┌────────

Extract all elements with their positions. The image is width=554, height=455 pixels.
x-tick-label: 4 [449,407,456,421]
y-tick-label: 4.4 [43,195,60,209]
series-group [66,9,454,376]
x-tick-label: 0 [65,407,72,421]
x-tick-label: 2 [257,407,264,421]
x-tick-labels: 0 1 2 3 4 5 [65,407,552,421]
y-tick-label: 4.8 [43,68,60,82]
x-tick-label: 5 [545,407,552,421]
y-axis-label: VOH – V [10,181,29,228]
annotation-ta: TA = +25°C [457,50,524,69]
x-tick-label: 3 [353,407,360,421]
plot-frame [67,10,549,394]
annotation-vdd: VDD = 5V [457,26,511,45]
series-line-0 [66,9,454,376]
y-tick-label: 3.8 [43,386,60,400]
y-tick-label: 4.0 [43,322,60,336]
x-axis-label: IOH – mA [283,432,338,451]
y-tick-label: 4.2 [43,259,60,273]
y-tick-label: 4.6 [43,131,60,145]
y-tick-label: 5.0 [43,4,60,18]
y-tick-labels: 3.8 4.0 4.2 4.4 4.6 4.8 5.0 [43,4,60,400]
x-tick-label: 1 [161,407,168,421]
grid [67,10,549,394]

└────────

SET TASK:
Reproduce every line of the listing above verbatim.

WRITTEN ANSWER:
Extract all elements with their positions. The image is width=554, height=455 pixels.
x-tick-label: 4 [449,407,456,421]
y-tick-label: 4.4 [43,195,60,209]
series-group [66,9,454,376]
x-tick-label: 0 [65,407,72,421]
x-tick-label: 2 [257,407,264,421]
x-tick-labels: 0 1 2 3 4 5 [65,407,552,421]
y-tick-label: 4.8 [43,68,60,82]
x-tick-label: 5 [545,407,552,421]
y-axis-label: VOH – V [10,181,29,228]
annotation-ta: TA = +25°C [457,50,524,69]
x-tick-label: 3 [353,407,360,421]
plot-frame [67,10,549,394]
annotation-vdd: VDD = 5V [457,26,511,45]
series-line-0 [66,9,454,376]
y-tick-label: 3.8 [43,386,60,400]
y-tick-label: 4.0 [43,322,60,336]
x-axis-label: IOH – mA [283,432,338,451]
y-tick-label: 4.2 [43,259,60,273]
y-tick-label: 4.6 [43,131,60,145]
y-tick-label: 5.0 [43,4,60,18]
y-tick-labels: 3.8 4.0 4.2 4.4 4.6 4.8 5.0 [43,4,60,400]
x-tick-label: 1 [161,407,168,421]
grid [67,10,549,394]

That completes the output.